WHAT TO PRODUCE
Of all the lines in the material, how many contain the word "this"? State the number alone.

MATERIAL SHOWN
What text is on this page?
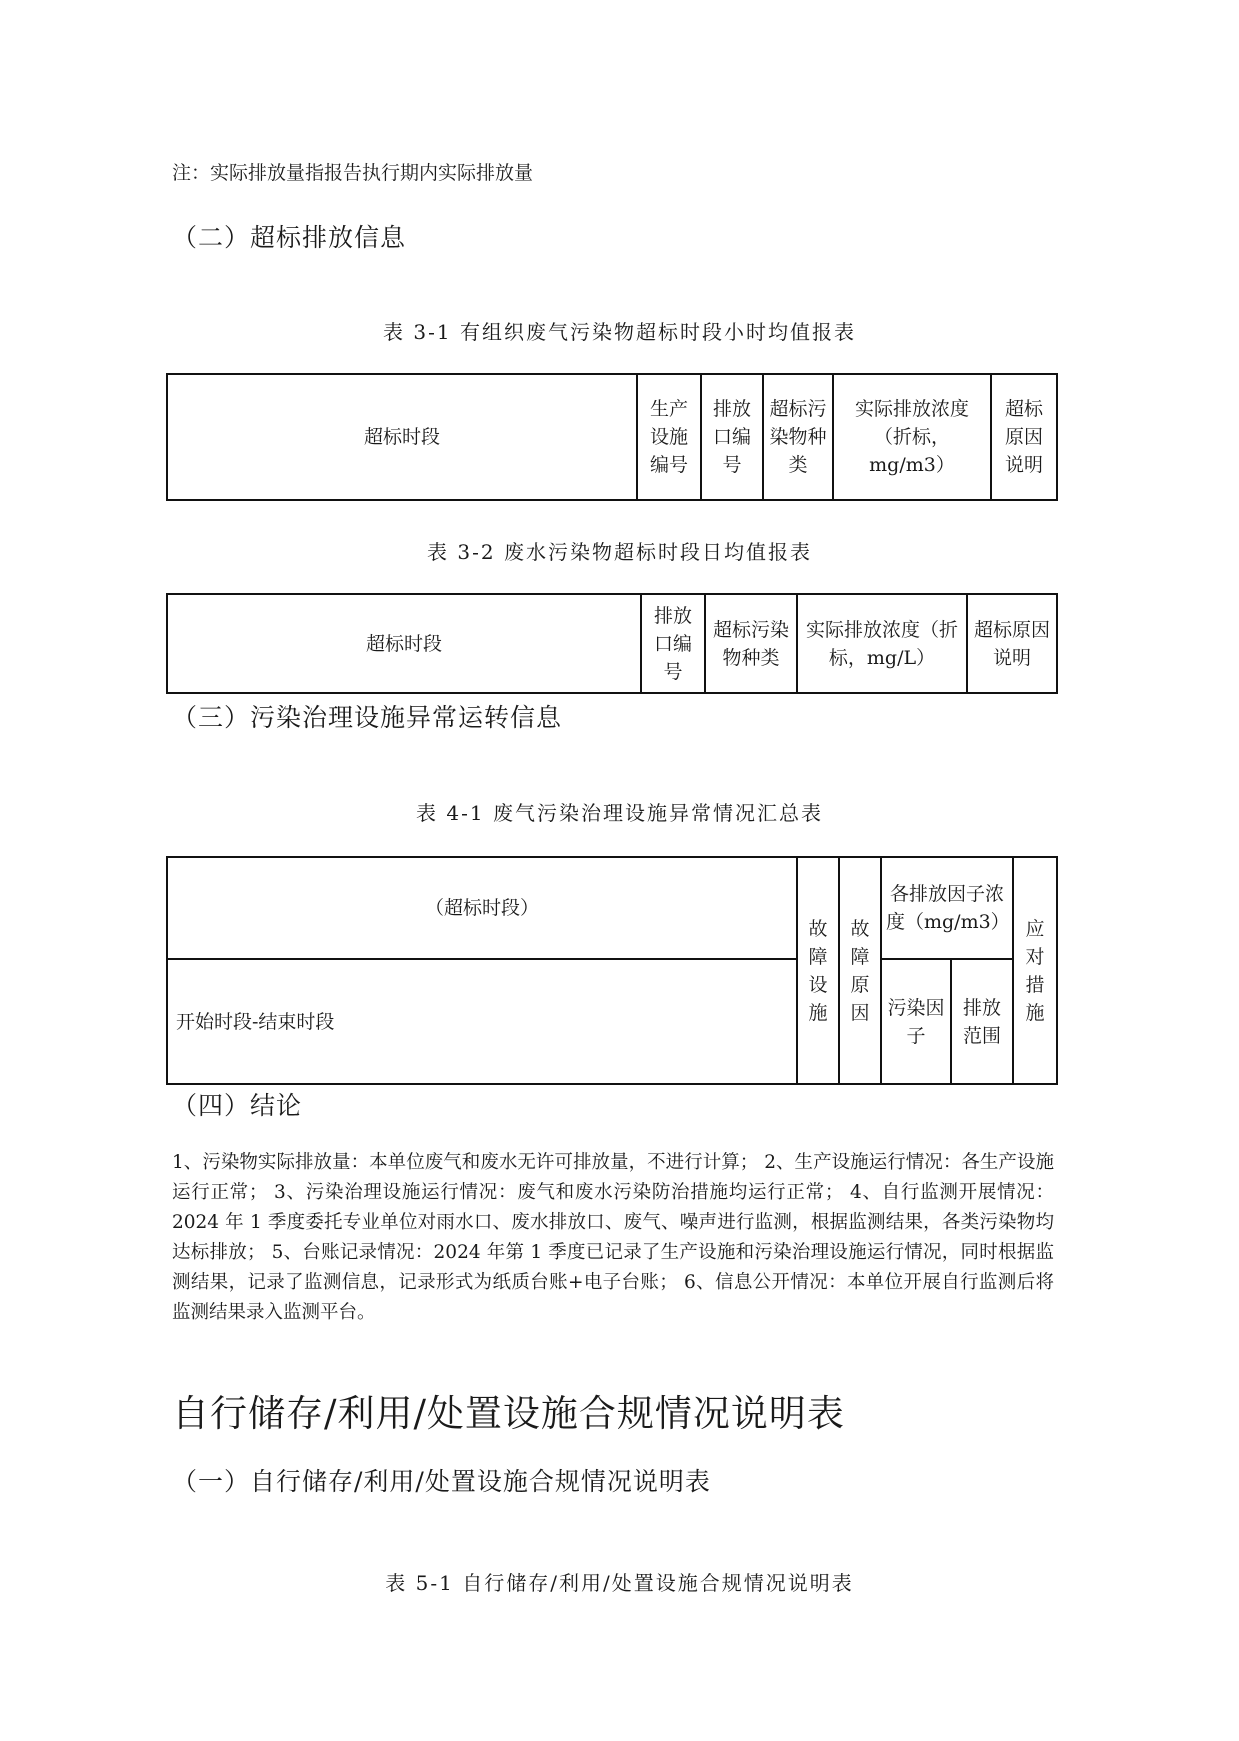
注：实际排放量指报告执行期内实际排放量
（二）超标排放信息
表 3-1 有组织废气污染物超标时段小时均值报表
超标时段	生产设施编号	排放口编号	超标污染物种类	实际排放浓度（折标，mg/m3）	超标原因说明
表 3-2 废水污染物超标时段日均值报表
超标时段	排放口编号	超标污染物种类	实际排放浓度（折标，mg/L）	超标原因说明
（三）污染治理设施异常运转信息
表 4-1 废气污染治理设施异常情况汇总表
（超标时段）	故障设施	故障原因	各排放因子浓度（mg/m3）		应对措施
开始时段-结束时段			污染因子	排放范围	
（四）结论
1、污染物实际排放量：本单位废气和废水无许可排放量，不进行计算； 2、生产设施运行情况：各生产设施运行正常； 3、污染治理设施运行情况：废气和废水污染防治措施均运行正常； 4、自行监测开展情况：2024 年 1 季度委托专业单位对雨水口、废水排放口、废气、噪声进行监测，根据监测结果，各类污染物均达标排放； 5、台账记录情况：2024 年第 1 季度已记录了生产设施和污染治理设施运行情况，同时根据监测结果，记录了监测信息，记录形式为纸质台账+电子台账； 6、信息公开情况：本单位开展自行监测后将监测结果录入监测平台。
自行储存/利用/处置设施合规情况说明表
（一）自行储存/利用/处置设施合规情况说明表
表 5-1 自行储存/利用/处置设施合规情况说明表
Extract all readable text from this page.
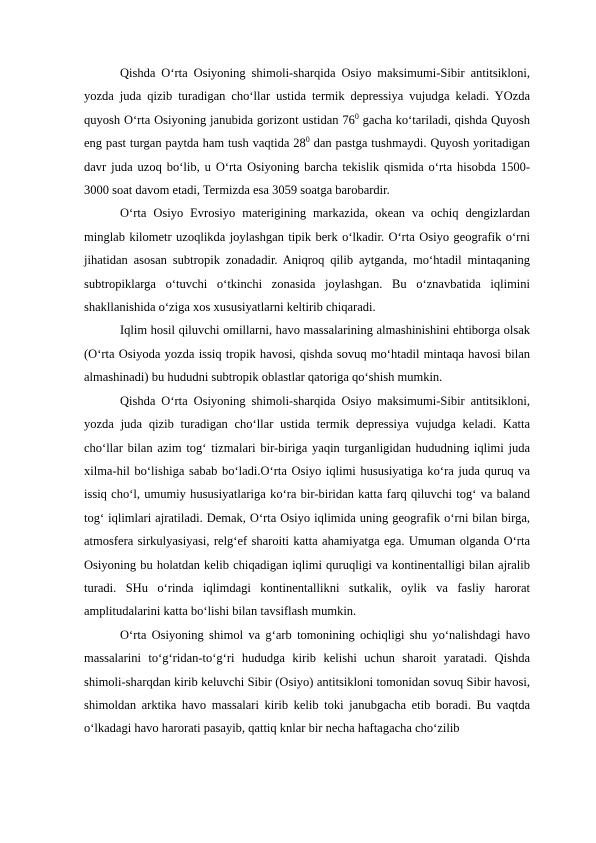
Qishda O‘rta Osiyoning shimoli-sharqida Osiyo maksimumi-Sibir antitsikloni, yozda juda qizib turadigan cho‘llar ustida termik depressiya vujudga keladi. YOzda quyosh O‘rta Osiyoning janubida gorizont ustidan $76^0$ gacha ko‘tariladi, qishda Quyosh eng past turgan paytda ham tush vaqtida $28^0$ dan pastga tushmaydi. Quyosh yoritadigan davr juda uzoq bo‘lib, u O‘rta Osiyoning barcha tekislik qismida o‘rta hisobda 1500-3000 soat davom etadi, Termizda esa 3059 soatga barobardir.

O‘rta Osiyo Evrosiyo materigining markazida, okean va ochiq dengizlardan minglab kilometr uzoqlikda joylashgan tipik berk o‘lkadir. O‘rta Osiyo geografik o‘rni jihatidan asosan subtropik zonadadir. Aniqroq qilib aytganda, mo‘htadil mintaqaning subtropiklarga o‘tuvchi o‘tkinchi zonasida joylashgan. Bu o‘znavbatida iqlimini shakllanishida o‘ziga xos xususiyatlarni keltirib chiqaradi.

Iqlim hosil qiluvchi omillarni, havo massalarining almashinishini ehtiborga olsak (O‘rta Osiyoda yozda issiq tropik havosi, qishda sovuq mo‘htadil mintaqa havosi bilan almashinadi) bu hududni subtropik oblastlar qatoriga qo‘shish mumkin.

Qishda O‘rta Osiyoning shimoli-sharqida Osiyo maksimumi-Sibir antitsikloni, yozda juda qizib turadigan cho‘llar ustida termik depressiya vujudga keladi. Katta cho‘llar bilan azim tog‘ tizmalari bir-biriga yaqin turganligidan hududning iqlimi juda xilma-hil bo‘lishiga sabab bo‘ladi.O‘rta Osiyo iqlimi hususiyatiga ko‘ra juda quruq va issiq cho‘l, umumiy hususiyatlariga ko‘ra bir-biridan katta farq qiluvchi tog‘ va baland tog‘ iqlimlari ajratiladi. Demak, O‘rta Osiyo iqlimida uning geografik o‘rni bilan birga, atmosfera sirkulyasiyasi, relg‘ef sharoiti katta ahamiyatga ega. Umuman olganda O‘rta Osiyoning bu holatdan kelib chiqadigan iqlimi quruqligi va kontinentalligi bilan ajralib turadi. SHu o‘rinda iqlimdagi kontinentallikni sutkalik, oylik va fasliy harorat amplitudalarini katta bo‘lishi bilan tavsiflash mumkin.

O‘rta Osiyoning shimol va g‘arb tomonining ochiqligi shu yo‘nalishdagi havo massalarini to‘g‘ridan-to‘g‘ri hududga kirib kelishi uchun sharoit yaratadi. Qishda shimoli-sharqdan kirib keluvchi Sibir (Osiyo) antitsikloni tomonidan sovuq Sibir havosi, shimoldan arktika havo massalari kirib kelib toki janubgacha etib boradi. Bu vaqtda o‘lkadagi havo harorati pasayib, qattiq knlar bir necha haftagacha cho‘zilib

OUTPUT BELOW
2